* Data:

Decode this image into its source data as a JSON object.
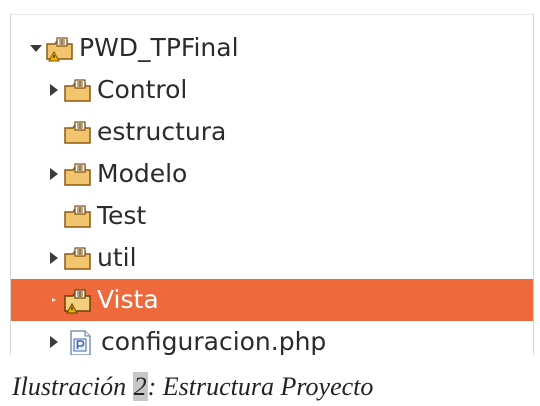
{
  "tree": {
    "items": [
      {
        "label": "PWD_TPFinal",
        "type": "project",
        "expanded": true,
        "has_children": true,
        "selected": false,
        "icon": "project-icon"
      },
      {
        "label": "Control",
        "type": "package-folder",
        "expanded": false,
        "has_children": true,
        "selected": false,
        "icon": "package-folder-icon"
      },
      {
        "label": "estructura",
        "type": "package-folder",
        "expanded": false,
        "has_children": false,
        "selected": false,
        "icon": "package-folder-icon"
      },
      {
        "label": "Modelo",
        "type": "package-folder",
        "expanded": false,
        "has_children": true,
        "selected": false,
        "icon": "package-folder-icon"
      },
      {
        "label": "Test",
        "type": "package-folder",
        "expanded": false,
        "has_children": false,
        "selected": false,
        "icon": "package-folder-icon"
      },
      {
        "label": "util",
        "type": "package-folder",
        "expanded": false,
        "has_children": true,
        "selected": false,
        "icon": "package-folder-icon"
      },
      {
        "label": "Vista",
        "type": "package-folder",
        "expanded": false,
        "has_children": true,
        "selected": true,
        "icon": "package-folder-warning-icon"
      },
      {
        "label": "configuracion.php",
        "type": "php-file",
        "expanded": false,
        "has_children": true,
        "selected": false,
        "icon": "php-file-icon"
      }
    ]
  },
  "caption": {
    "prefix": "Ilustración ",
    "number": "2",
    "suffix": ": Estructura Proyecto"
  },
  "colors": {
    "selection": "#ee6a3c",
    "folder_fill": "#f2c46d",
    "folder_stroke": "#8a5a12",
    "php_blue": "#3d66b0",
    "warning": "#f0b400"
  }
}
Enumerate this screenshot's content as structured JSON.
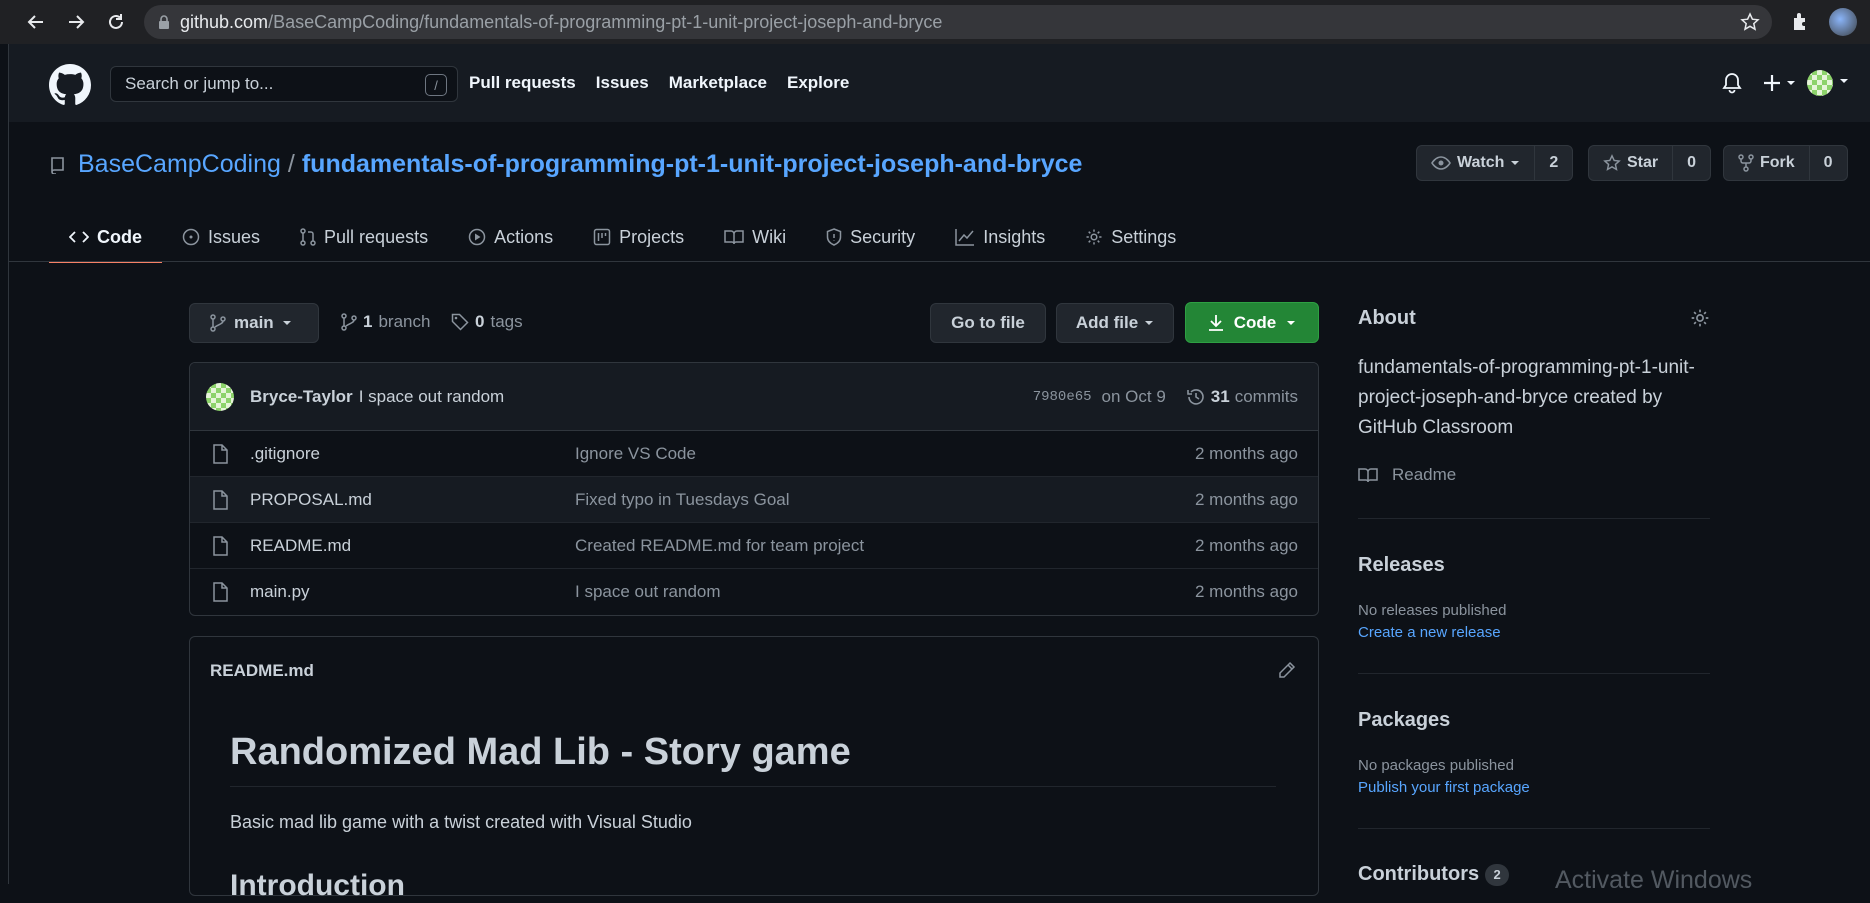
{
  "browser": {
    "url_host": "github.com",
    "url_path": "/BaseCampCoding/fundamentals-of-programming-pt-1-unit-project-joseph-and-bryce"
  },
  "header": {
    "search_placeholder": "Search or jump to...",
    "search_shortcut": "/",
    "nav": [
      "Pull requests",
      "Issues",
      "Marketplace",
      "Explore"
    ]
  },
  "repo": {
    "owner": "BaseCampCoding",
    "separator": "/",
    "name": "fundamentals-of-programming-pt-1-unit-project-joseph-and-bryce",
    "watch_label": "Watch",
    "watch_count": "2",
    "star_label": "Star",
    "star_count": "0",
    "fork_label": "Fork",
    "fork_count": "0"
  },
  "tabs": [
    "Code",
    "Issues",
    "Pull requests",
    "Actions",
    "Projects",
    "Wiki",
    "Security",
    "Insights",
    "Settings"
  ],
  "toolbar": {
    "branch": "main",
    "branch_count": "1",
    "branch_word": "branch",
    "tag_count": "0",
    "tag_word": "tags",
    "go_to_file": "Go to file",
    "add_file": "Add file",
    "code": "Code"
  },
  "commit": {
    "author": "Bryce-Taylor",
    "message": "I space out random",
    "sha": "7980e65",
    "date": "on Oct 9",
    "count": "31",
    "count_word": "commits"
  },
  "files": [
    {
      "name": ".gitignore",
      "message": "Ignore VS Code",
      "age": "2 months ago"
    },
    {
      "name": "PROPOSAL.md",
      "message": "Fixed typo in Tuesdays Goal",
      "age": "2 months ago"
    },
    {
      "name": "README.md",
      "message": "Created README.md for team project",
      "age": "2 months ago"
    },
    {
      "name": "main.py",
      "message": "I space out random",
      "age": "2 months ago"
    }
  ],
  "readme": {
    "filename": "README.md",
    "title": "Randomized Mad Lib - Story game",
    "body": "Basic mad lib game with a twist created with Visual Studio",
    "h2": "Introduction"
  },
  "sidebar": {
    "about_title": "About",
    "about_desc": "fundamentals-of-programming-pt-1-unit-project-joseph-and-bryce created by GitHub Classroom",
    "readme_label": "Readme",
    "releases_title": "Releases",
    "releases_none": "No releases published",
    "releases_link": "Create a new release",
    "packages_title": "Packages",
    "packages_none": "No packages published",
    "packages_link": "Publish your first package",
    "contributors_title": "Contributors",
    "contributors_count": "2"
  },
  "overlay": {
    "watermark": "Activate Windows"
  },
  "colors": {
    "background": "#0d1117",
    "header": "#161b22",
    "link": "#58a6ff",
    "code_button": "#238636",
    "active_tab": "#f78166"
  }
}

* What is expected: Count every line bearing the word "warning"; report the total only.

* Result of this exercise: 2